What is needed here is an exact copy of every entry.

[Stored entries]
────────────────────

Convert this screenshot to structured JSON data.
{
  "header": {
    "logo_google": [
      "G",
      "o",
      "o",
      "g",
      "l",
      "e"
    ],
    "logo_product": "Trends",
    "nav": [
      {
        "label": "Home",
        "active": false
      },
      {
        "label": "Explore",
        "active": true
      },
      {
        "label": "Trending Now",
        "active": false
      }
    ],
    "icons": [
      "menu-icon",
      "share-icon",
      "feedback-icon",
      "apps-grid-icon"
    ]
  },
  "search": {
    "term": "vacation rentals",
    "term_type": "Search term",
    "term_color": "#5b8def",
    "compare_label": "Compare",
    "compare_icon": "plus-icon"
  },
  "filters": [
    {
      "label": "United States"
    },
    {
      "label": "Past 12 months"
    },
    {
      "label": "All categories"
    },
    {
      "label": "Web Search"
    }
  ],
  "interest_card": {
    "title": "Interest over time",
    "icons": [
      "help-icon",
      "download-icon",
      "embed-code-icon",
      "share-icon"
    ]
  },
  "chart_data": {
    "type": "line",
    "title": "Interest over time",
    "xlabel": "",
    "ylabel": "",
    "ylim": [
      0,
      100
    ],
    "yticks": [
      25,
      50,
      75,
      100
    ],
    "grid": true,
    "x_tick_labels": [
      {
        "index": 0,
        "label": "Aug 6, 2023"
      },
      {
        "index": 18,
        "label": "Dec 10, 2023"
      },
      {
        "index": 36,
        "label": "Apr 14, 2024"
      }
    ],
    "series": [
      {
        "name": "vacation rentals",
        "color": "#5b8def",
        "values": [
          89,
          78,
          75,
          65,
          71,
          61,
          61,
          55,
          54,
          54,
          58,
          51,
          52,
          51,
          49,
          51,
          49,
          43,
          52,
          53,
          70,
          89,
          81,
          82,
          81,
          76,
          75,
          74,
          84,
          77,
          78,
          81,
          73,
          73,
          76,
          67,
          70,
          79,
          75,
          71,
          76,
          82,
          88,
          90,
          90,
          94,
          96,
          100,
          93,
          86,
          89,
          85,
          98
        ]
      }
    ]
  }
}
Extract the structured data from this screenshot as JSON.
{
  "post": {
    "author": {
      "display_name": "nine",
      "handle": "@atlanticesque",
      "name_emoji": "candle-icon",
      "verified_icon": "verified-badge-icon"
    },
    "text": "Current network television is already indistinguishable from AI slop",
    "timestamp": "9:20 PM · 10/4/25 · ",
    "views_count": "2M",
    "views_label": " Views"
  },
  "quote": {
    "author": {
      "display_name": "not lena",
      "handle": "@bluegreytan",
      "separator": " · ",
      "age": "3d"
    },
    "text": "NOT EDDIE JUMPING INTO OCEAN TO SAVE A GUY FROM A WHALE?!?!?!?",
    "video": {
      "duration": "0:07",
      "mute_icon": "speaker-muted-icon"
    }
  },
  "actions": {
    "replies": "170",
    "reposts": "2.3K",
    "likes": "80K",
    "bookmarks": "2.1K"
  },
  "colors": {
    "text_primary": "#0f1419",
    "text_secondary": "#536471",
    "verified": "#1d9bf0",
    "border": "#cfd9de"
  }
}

────────────────────

[Response to this task]
Convert this screenshot to structured JSON data.
{
  "header": {
    "logo_google": [
      "G",
      "o",
      "o",
      "g",
      "l",
      "e"
    ],
    "logo_product": "Trends",
    "nav": [
      {
        "label": "Home",
        "active": false
      },
      {
        "label": "Explore",
        "active": true
      },
      {
        "label": "Trending Now",
        "active": false
      }
    ],
    "icons": [
      "menu-icon",
      "share-icon",
      "feedback-icon",
      "apps-grid-icon"
    ]
  },
  "search": {
    "term": "vacation rentals",
    "term_type": "Search term",
    "term_color": "#5b8def",
    "compare_label": "Compare",
    "compare_icon": "plus-icon"
  },
  "filters": [
    {
      "label": "United States"
    },
    {
      "label": "Past 12 months"
    },
    {
      "label": "All categories"
    },
    {
      "label": "Web Search"
    }
  ],
  "interest_card": {
    "title": "Interest over time",
    "icons": [
      "help-icon",
      "download-icon",
      "embed-code-icon",
      "share-icon"
    ]
  },
  "chart_data": {
    "type": "line",
    "title": "Interest over time",
    "xlabel": "",
    "ylabel": "",
    "ylim": [
      0,
      100
    ],
    "yticks": [
      25,
      50,
      75,
      100
    ],
    "grid": true,
    "x_tick_labels": [
      {
        "index": 0,
        "label": "Aug 6, 2023"
      },
      {
        "index": 18,
        "label": "Dec 10, 2023"
      },
      {
        "index": 36,
        "label": "Apr 14, 2024"
      }
    ],
    "series": [
      {
        "name": "vacation rentals",
        "color": "#5b8def",
        "values": [
          89,
          78,
          75,
          65,
          71,
          61,
          61,
          55,
          54,
          54,
          58,
          51,
          52,
          51,
          49,
          51,
          49,
          43,
          52,
          53,
          70,
          89,
          81,
          82,
          81,
          76,
          75,
          74,
          84,
          77,
          78,
          81,
          73,
          73,
          76,
          67,
          70,
          79,
          75,
          71,
          76,
          82,
          88,
          90,
          90,
          94,
          96,
          100,
          93,
          86,
          89,
          85,
          98
        ]
      }
    ]
  }
}
Extract the structured data from this screenshot as JSON.
{
  "post": {
    "author": {
      "display_name": "nine",
      "handle": "@atlanticesque",
      "name_emoji": "candle-icon",
      "verified_icon": "verified-badge-icon"
    },
    "text": "Current network television is already indistinguishable from AI slop",
    "timestamp": "9:20 PM · 10/4/25 · ",
    "views_count": "2M",
    "views_label": " Views"
  },
  "quote": {
    "author": {
      "display_name": "not lena",
      "handle": "@bluegreytan",
      "separator": " · ",
      "age": "3d"
    },
    "text": "NOT EDDIE JUMPING INTO OCEAN TO SAVE A GUY FROM A WHALE?!?!?!?",
    "video": {
      "duration": "0:07",
      "mute_icon": "speaker-muted-icon"
    }
  },
  "actions": {
    "replies": "170",
    "reposts": "2.3K",
    "likes": "80K",
    "bookmarks": "2.1K"
  },
  "colors": {
    "text_primary": "#0f1419",
    "text_secondary": "#536471",
    "verified": "#1d9bf0",
    "border": "#cfd9de"
  }
}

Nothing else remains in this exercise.